Task requirements → Tally how many lines hold the string "作为标识". Your reply should be that number alone.

Exercise data →
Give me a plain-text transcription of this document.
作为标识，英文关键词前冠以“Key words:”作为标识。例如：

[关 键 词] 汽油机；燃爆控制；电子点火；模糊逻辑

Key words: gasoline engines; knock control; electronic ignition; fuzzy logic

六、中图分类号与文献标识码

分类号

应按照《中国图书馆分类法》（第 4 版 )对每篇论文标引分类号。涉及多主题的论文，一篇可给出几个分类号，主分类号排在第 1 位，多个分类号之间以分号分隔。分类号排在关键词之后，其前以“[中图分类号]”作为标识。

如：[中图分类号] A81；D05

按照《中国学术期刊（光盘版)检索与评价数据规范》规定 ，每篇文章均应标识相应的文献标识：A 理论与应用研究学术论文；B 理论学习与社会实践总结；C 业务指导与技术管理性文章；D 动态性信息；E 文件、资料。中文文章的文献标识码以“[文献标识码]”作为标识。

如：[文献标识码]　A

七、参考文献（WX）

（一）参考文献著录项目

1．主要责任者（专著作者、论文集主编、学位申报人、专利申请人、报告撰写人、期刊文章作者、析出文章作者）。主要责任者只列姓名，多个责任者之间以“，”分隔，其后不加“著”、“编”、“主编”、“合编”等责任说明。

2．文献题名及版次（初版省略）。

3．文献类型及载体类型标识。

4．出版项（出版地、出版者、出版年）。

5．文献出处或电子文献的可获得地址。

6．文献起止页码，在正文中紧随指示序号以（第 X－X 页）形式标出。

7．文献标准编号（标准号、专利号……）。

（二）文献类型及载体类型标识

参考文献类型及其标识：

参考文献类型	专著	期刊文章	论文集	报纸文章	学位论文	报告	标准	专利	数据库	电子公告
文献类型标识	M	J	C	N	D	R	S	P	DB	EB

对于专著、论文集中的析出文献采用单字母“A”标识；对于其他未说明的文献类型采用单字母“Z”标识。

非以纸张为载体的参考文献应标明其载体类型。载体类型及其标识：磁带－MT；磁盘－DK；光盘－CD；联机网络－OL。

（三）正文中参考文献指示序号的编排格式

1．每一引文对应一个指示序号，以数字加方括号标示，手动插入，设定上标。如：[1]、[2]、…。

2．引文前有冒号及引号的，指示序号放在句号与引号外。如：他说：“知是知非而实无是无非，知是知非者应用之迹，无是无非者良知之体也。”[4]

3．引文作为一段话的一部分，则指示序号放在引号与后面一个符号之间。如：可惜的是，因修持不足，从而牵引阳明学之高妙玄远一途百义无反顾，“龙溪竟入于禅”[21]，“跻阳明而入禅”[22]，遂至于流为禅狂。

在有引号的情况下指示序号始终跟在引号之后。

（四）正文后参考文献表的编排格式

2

Finished answer → 3